Request:
Under this task are some entries; return every one of them exactly.

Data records
>>>

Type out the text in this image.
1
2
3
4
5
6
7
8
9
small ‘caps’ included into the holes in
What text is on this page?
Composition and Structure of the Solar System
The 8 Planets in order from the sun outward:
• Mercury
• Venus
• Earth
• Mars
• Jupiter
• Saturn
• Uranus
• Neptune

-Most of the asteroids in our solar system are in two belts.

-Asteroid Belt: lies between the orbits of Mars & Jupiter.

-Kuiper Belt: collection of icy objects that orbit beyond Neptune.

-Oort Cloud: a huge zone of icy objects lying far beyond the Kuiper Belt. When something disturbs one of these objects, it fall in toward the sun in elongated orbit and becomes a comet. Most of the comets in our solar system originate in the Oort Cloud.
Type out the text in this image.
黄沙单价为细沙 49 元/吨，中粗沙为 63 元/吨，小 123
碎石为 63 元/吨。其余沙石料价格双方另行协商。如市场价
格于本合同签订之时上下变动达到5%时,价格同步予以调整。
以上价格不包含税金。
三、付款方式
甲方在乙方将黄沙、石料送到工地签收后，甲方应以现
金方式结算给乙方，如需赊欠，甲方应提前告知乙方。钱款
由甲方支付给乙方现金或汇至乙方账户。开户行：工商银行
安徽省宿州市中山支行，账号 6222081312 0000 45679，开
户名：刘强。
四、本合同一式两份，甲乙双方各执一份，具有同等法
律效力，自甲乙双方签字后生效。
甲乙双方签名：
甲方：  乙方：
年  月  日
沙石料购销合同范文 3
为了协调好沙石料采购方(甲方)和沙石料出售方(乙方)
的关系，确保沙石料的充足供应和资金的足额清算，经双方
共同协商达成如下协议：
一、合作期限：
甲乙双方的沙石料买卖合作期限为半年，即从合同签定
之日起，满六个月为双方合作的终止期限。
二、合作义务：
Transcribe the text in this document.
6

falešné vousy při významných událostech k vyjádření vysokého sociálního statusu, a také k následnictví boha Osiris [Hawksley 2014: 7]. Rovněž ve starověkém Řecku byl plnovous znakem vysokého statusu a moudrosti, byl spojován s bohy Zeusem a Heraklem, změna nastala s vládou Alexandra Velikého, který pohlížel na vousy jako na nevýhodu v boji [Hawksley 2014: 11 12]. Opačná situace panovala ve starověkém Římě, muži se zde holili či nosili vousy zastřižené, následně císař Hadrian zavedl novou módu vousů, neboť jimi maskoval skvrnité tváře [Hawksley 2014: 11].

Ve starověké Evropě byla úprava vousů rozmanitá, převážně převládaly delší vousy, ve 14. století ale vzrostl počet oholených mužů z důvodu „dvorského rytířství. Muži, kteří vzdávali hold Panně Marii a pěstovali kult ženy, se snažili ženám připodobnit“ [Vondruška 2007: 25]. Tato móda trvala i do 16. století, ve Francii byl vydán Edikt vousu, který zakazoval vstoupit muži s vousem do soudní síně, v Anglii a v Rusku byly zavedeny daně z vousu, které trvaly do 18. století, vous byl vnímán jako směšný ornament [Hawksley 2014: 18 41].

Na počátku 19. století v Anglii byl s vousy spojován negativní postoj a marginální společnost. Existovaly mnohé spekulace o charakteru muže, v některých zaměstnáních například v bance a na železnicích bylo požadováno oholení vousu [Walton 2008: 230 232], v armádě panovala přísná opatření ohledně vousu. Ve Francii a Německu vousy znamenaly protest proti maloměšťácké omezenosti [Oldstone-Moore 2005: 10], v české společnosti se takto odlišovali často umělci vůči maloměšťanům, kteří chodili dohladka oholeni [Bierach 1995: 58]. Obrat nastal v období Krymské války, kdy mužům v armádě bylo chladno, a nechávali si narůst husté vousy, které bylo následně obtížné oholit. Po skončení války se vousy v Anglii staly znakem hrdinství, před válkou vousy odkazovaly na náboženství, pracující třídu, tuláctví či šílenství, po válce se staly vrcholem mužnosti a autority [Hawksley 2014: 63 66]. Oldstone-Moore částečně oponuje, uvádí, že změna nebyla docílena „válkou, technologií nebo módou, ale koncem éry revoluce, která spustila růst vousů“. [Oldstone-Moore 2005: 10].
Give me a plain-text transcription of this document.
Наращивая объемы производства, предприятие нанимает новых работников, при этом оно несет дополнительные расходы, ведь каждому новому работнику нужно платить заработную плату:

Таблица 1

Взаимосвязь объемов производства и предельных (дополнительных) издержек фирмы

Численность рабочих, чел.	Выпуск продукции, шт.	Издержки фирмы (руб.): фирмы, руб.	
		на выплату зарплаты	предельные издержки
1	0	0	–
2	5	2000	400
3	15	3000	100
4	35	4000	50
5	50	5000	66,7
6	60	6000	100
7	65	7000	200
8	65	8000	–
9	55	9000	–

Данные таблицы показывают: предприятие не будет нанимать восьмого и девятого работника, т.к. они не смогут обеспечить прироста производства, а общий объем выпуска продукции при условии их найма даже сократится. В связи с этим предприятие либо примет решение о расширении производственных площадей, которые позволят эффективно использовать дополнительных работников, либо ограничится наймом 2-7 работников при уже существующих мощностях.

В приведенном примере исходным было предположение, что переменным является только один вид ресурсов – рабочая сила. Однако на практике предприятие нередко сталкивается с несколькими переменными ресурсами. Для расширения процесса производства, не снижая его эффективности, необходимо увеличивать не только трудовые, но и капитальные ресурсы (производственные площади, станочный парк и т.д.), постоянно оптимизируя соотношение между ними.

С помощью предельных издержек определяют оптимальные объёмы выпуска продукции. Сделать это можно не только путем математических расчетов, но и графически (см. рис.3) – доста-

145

<<<

Answer for this exercise:
Type out the text in this image.
1
2
3
4
5
6
7
8
9
small ‘caps’ included into the holes in
What text is on this page?
Composition and Structure of the Solar System
The 8 Planets in order from the sun outward:
• Mercury
• Venus
• Earth
• Mars
• Jupiter
• Saturn
• Uranus
• Neptune

-Most of the asteroids in our solar system are in two belts.

-Asteroid Belt: lies between the orbits of Mars & Jupiter.

-Kuiper Belt: collection of icy objects that orbit beyond Neptune.

-Oort Cloud: a huge zone of icy objects lying far beyond the Kuiper Belt. When something disturbs one of these objects, it fall in toward the sun in elongated orbit and becomes a comet. Most of the comets in our solar system originate in the Oort Cloud.
Type out the text in this image.
黄沙单价为细沙 49 元/吨，中粗沙为 63 元/吨，小 123
碎石为 63 元/吨。其余沙石料价格双方另行协商。如市场价
格于本合同签订之时上下变动达到5%时,价格同步予以调整。
以上价格不包含税金。
三、付款方式
甲方在乙方将黄沙、石料送到工地签收后，甲方应以现
金方式结算给乙方，如需赊欠，甲方应提前告知乙方。钱款
由甲方支付给乙方现金或汇至乙方账户。开户行：工商银行
安徽省宿州市中山支行，账号 6222081312 0000 45679，开
户名：刘强。
四、本合同一式两份，甲乙双方各执一份，具有同等法
律效力，自甲乙双方签字后生效。
甲乙双方签名：
甲方：  乙方：
年  月  日
沙石料购销合同范文 3
为了协调好沙石料采购方(甲方)和沙石料出售方(乙方)
的关系，确保沙石料的充足供应和资金的足额清算，经双方
共同协商达成如下协议：
一、合作期限：
甲乙双方的沙石料买卖合作期限为半年，即从合同签定
之日起，满六个月为双方合作的终止期限。
二、合作义务：
Transcribe the text in this document.
6

falešné vousy při významných událostech k vyjádření vysokého sociálního statusu, a také k následnictví boha Osiris [Hawksley 2014: 7]. Rovněž ve starověkém Řecku byl plnovous znakem vysokého statusu a moudrosti, byl spojován s bohy Zeusem a Heraklem, změna nastala s vládou Alexandra Velikého, který pohlížel na vousy jako na nevýhodu v boji [Hawksley 2014: 11 12]. Opačná situace panovala ve starověkém Římě, muži se zde holili či nosili vousy zastřižené, následně císař Hadrian zavedl novou módu vousů, neboť jimi maskoval skvrnité tváře [Hawksley 2014: 11].

Ve starověké Evropě byla úprava vousů rozmanitá, převážně převládaly delší vousy, ve 14. století ale vzrostl počet oholených mužů z důvodu „dvorského rytířství. Muži, kteří vzdávali hold Panně Marii a pěstovali kult ženy, se snažili ženám připodobnit“ [Vondruška 2007: 25]. Tato móda trvala i do 16. století, ve Francii byl vydán Edikt vousu, který zakazoval vstoupit muži s vousem do soudní síně, v Anglii a v Rusku byly zavedeny daně z vousu, které trvaly do 18. století, vous byl vnímán jako směšný ornament [Hawksley 2014: 18 41].

Na počátku 19. století v Anglii byl s vousy spojován negativní postoj a marginální společnost. Existovaly mnohé spekulace o charakteru muže, v některých zaměstnáních například v bance a na železnicích bylo požadováno oholení vousu [Walton 2008: 230 232], v armádě panovala přísná opatření ohledně vousu. Ve Francii a Německu vousy znamenaly protest proti maloměšťácké omezenosti [Oldstone-Moore 2005: 10], v české společnosti se takto odlišovali často umělci vůči maloměšťanům, kteří chodili dohladka oholeni [Bierach 1995: 58]. Obrat nastal v období Krymské války, kdy mužům v armádě bylo chladno, a nechávali si narůst husté vousy, které bylo následně obtížné oholit. Po skončení války se vousy v Anglii staly znakem hrdinství, před válkou vousy odkazovaly na náboženství, pracující třídu, tuláctví či šílenství, po válce se staly vrcholem mužnosti a autority [Hawksley 2014: 63 66]. Oldstone-Moore částečně oponuje, uvádí, že změna nebyla docílena „válkou, technologií nebo módou, ale koncem éry revoluce, která spustila růst vousů“. [Oldstone-Moore 2005: 10].
Give me a plain-text transcription of this document.
Наращивая объемы производства, предприятие нанимает новых работников, при этом оно несет дополнительные расходы, ведь каждому новому работнику нужно платить заработную плату:

Таблица 1

Взаимосвязь объемов производства и предельных (дополнительных) издержек фирмы

Численность рабочих, чел.	Выпуск продукции, шт.	Издержки фирмы (руб.): фирмы, руб.	
		на выплату зарплаты	предельные издержки
1	0	0	–
2	5	2000	400
3	15	3000	100
4	35	4000	50
5	50	5000	66,7
6	60	6000	100
7	65	7000	200
8	65	8000	–
9	55	9000	–

Данные таблицы показывают: предприятие не будет нанимать восьмого и девятого работника, т.к. они не смогут обеспечить прироста производства, а общий объем выпуска продукции при условии их найма даже сократится. В связи с этим предприятие либо примет решение о расширении производственных площадей, которые позволят эффективно использовать дополнительных работников, либо ограничится наймом 2-7 работников при уже существующих мощностях.

В приведенном примере исходным было предположение, что переменным является только один вид ресурсов – рабочая сила. Однако на практике предприятие нередко сталкивается с несколькими переменными ресурсами. Для расширения процесса производства, не снижая его эффективности, необходимо увеличивать не только трудовые, но и капитальные ресурсы (производственные площади, станочный парк и т.д.), постоянно оптимизируя соотношение между ними.

С помощью предельных издержек определяют оптимальные объёмы выпуска продукции. Сделать это можно не только путем математических расчетов, но и графически (см. рис.3) – доста-

145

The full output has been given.